*Material*:
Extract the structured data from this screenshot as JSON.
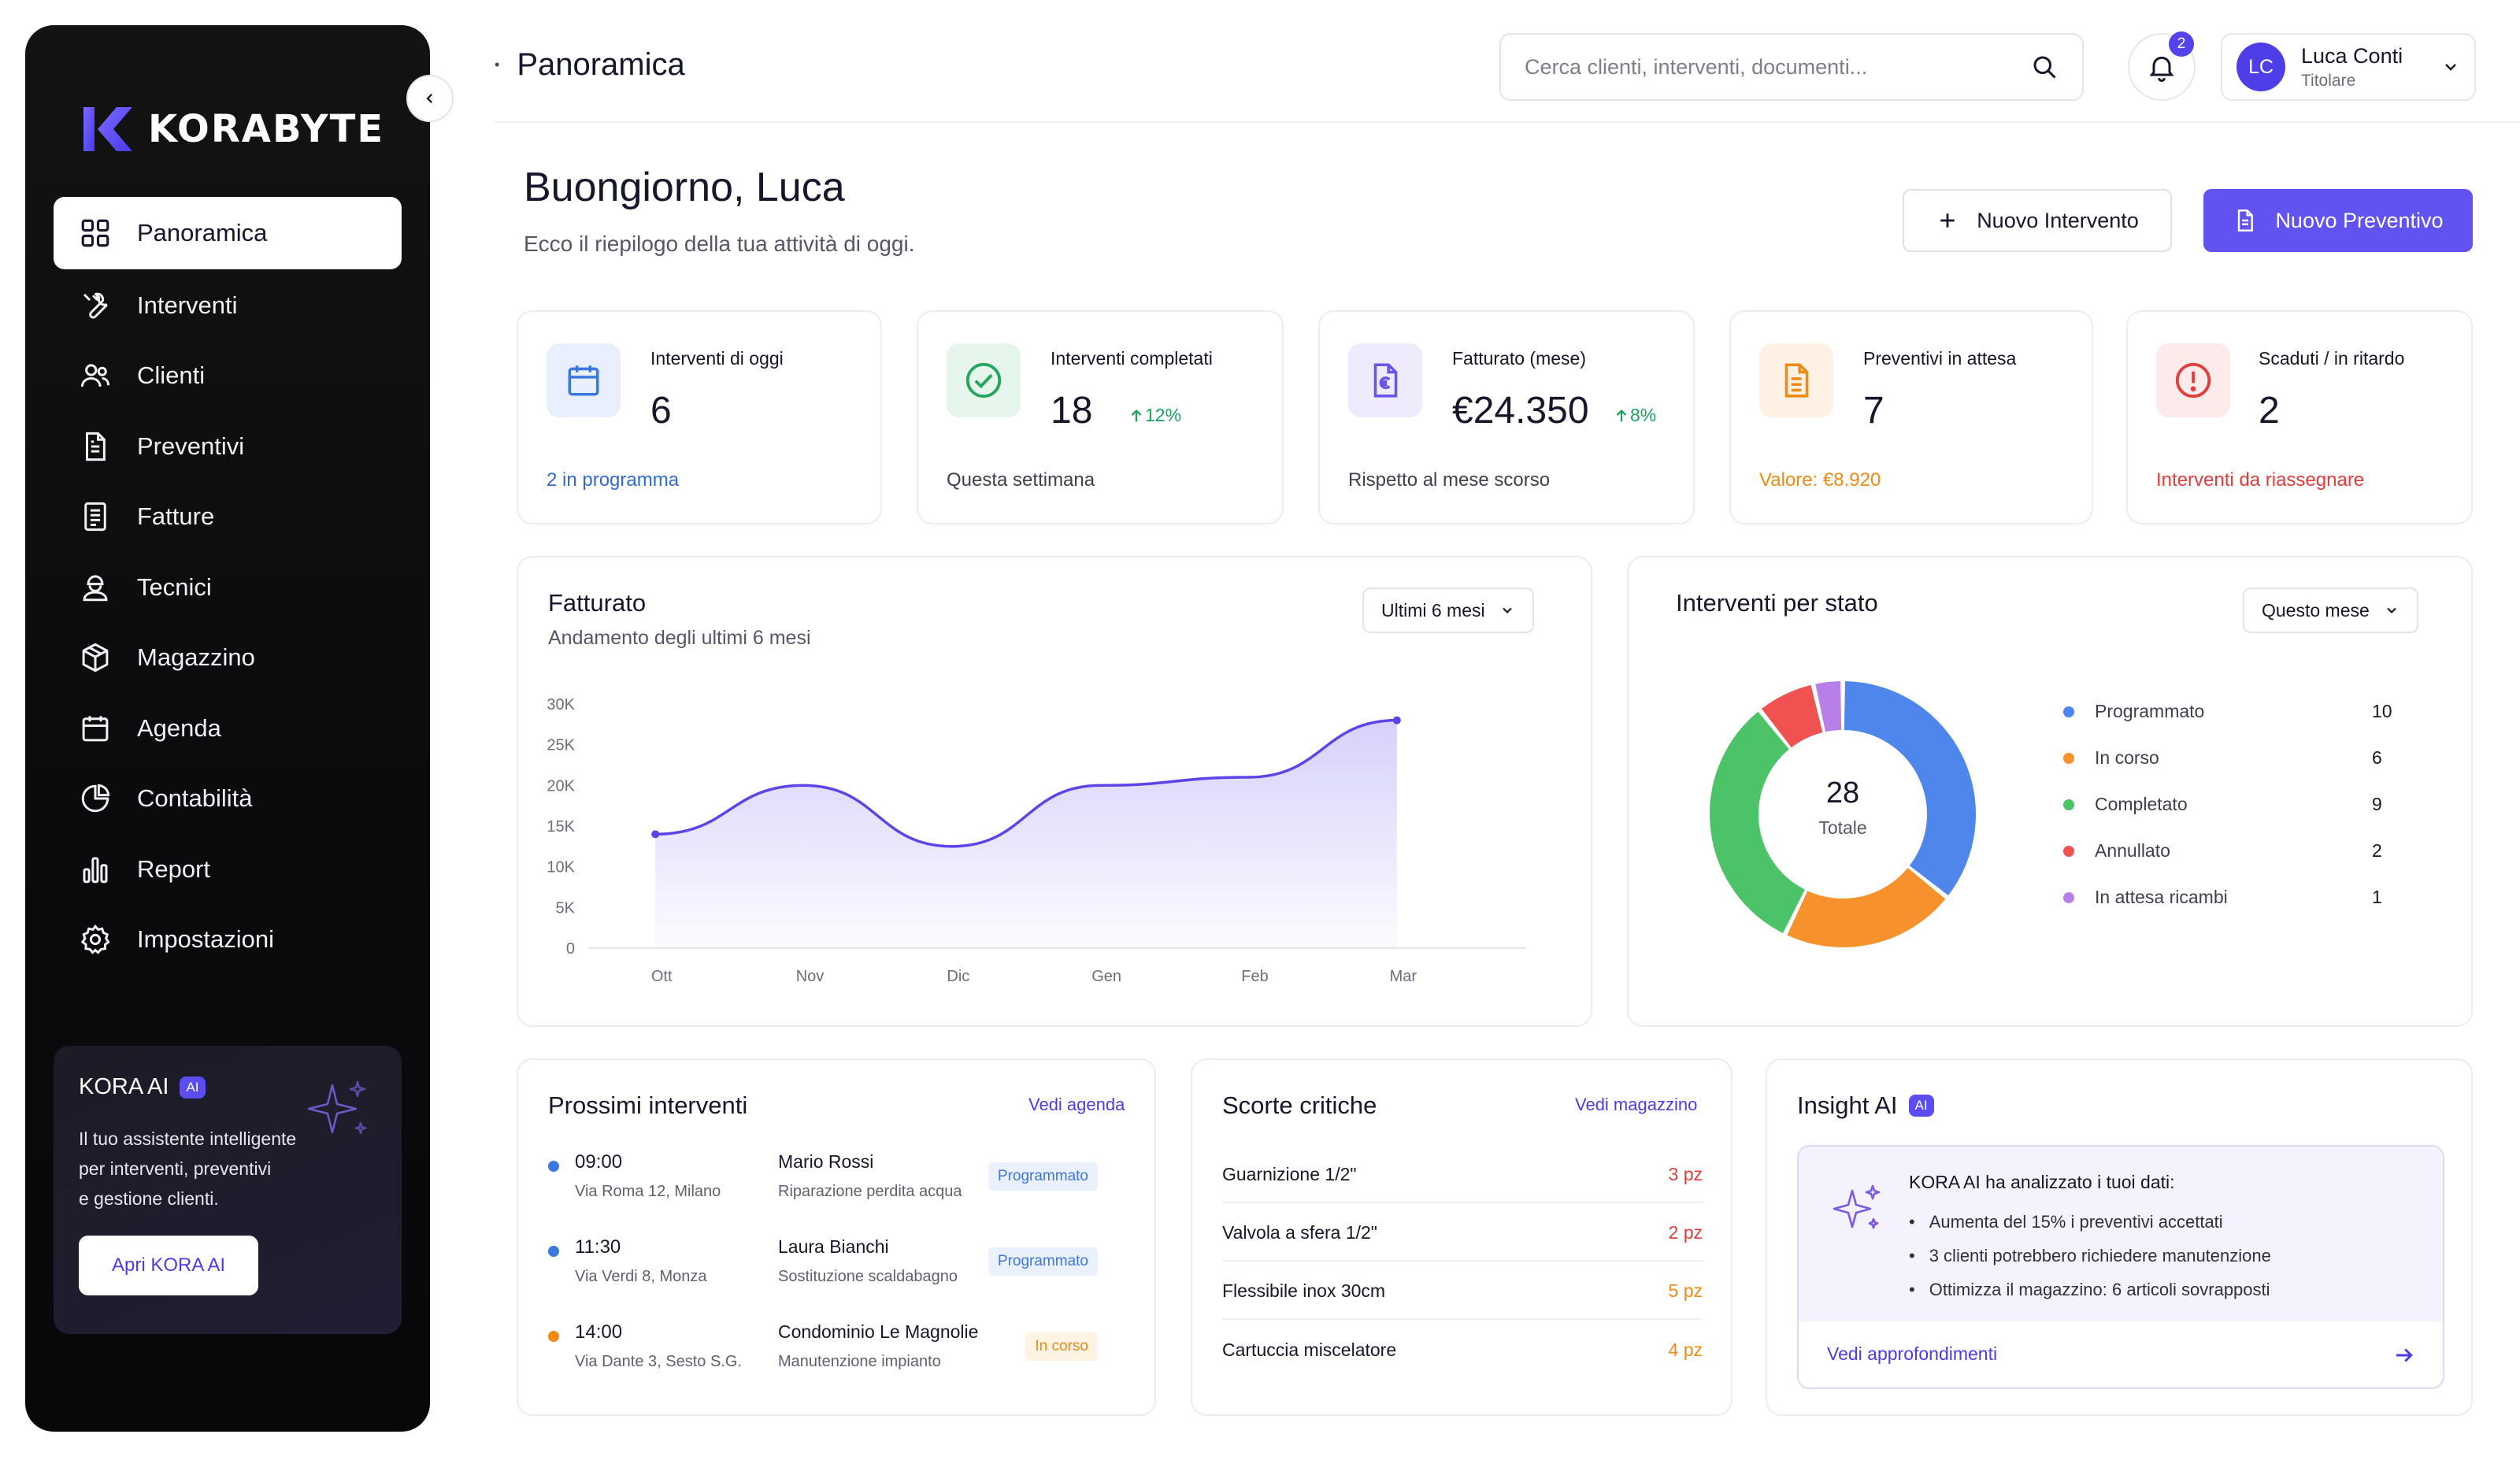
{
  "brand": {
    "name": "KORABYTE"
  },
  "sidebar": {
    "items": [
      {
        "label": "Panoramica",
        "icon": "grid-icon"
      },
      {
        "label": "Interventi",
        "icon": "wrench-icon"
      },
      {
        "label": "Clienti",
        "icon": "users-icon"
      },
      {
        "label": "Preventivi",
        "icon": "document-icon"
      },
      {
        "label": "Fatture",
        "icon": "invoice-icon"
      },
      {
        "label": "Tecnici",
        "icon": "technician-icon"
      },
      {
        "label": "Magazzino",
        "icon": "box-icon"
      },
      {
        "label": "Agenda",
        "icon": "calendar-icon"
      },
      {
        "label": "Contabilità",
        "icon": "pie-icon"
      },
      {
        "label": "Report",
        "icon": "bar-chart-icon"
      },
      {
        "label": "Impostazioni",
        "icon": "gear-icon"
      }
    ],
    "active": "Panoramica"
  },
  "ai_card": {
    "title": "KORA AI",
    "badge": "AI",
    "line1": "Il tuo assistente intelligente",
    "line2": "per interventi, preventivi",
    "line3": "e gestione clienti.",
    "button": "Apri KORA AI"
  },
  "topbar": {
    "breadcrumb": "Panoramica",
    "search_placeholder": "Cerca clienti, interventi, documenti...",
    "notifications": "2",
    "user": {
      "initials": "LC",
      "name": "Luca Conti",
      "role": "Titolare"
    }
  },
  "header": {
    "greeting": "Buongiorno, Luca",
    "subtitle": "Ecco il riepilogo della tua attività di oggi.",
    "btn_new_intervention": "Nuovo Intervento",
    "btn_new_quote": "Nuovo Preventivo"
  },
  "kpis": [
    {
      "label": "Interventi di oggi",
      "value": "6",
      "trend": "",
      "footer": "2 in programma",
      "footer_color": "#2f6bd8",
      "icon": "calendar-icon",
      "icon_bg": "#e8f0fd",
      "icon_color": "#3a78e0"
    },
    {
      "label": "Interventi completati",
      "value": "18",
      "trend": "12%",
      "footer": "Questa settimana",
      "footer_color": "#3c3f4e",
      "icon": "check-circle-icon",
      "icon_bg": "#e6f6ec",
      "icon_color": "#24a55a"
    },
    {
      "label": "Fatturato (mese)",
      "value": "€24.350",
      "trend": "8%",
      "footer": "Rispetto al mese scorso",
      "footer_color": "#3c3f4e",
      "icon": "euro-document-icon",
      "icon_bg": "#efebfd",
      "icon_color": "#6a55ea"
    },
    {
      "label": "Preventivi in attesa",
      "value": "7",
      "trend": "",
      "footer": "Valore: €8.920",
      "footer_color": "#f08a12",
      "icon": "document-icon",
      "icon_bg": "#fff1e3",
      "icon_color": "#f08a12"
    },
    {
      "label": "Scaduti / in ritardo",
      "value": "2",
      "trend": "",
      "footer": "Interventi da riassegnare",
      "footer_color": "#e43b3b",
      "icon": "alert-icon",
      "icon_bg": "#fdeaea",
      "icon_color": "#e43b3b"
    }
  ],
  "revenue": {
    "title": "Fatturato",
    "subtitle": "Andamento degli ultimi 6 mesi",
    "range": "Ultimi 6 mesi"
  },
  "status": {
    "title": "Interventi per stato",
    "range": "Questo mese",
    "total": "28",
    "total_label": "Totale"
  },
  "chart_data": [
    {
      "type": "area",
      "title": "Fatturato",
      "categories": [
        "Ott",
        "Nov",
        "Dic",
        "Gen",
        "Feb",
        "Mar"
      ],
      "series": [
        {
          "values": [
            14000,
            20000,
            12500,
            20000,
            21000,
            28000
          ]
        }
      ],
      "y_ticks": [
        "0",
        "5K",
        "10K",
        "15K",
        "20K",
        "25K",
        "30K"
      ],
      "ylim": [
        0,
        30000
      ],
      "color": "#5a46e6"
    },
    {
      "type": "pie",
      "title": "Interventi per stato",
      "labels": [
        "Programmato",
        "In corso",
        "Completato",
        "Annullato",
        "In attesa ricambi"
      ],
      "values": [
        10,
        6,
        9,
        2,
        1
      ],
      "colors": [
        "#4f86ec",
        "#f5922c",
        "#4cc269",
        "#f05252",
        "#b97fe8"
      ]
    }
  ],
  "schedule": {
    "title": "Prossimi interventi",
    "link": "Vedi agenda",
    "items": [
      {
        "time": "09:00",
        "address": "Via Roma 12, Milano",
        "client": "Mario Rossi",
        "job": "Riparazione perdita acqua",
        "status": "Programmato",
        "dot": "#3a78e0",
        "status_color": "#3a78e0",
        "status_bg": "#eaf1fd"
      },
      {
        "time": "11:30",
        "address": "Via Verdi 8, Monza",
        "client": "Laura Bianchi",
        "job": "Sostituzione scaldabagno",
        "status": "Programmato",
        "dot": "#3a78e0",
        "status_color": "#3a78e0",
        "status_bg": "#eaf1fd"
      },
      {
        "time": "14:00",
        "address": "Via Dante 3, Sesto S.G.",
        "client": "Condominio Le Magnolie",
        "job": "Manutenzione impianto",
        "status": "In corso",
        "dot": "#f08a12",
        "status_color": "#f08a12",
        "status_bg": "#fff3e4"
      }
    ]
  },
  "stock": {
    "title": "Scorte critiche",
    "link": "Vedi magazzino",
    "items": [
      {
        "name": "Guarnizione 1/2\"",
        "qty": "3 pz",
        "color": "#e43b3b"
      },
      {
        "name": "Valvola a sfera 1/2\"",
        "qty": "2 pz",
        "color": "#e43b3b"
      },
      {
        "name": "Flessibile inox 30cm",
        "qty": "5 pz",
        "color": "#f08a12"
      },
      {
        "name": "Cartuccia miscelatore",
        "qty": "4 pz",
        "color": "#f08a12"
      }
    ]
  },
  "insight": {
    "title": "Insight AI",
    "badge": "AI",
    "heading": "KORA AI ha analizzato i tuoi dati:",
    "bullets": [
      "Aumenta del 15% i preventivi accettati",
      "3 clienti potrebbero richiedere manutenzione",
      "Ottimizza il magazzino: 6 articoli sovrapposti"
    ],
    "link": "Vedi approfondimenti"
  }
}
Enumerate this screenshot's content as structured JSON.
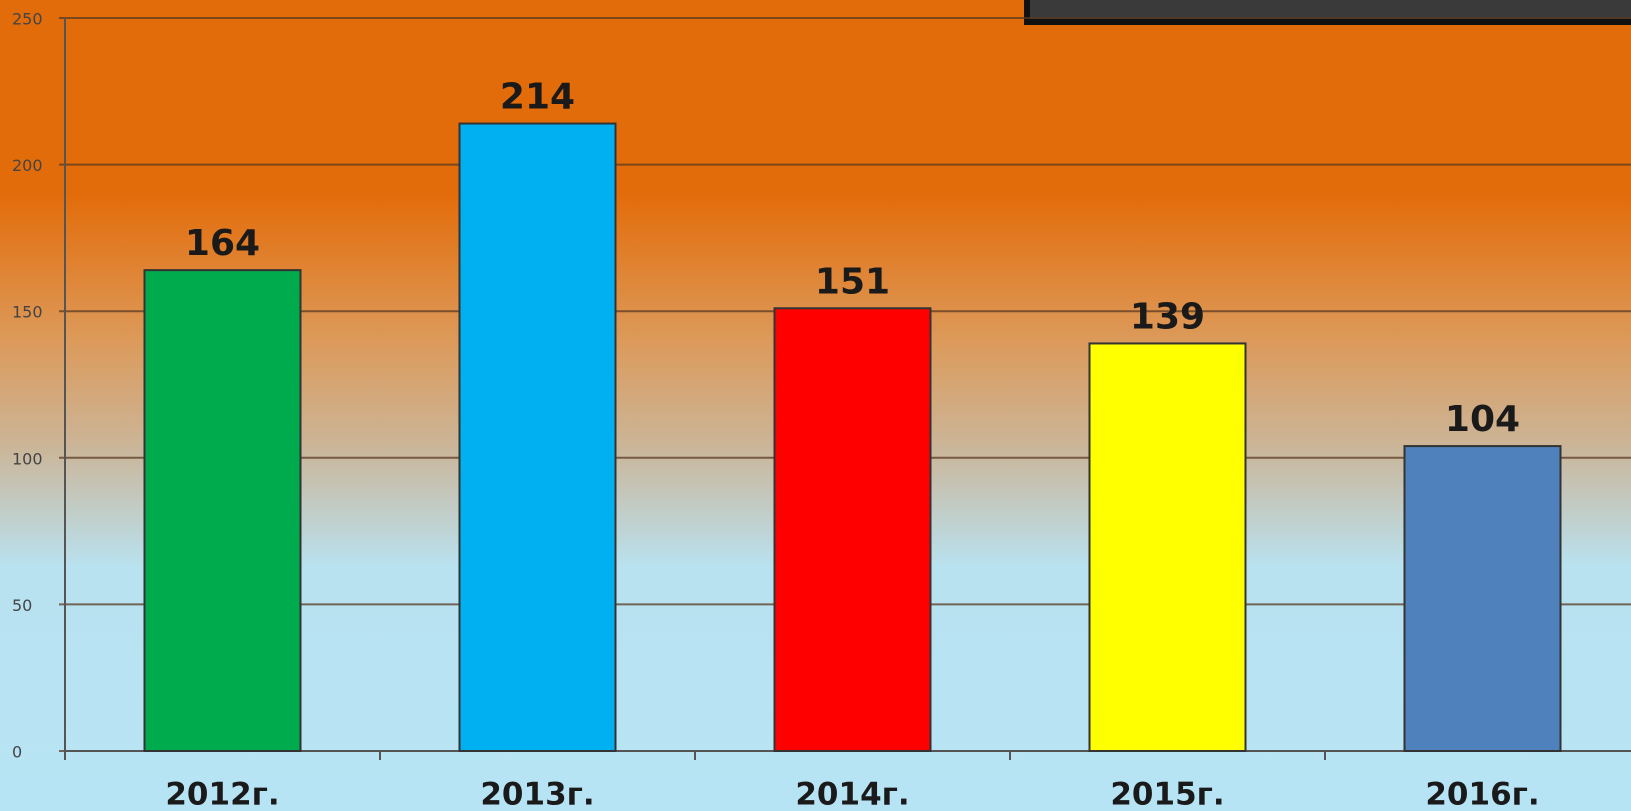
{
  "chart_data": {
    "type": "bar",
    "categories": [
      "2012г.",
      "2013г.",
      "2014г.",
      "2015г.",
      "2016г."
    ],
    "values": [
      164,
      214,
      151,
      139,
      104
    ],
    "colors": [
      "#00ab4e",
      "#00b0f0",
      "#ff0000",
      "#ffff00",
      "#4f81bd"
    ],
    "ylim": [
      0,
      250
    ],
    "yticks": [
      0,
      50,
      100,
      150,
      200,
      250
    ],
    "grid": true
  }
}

*Exercise*:
Count how many lines above contain the word "Nuovo". Reply with the number alone.

*Answer to the task*:
2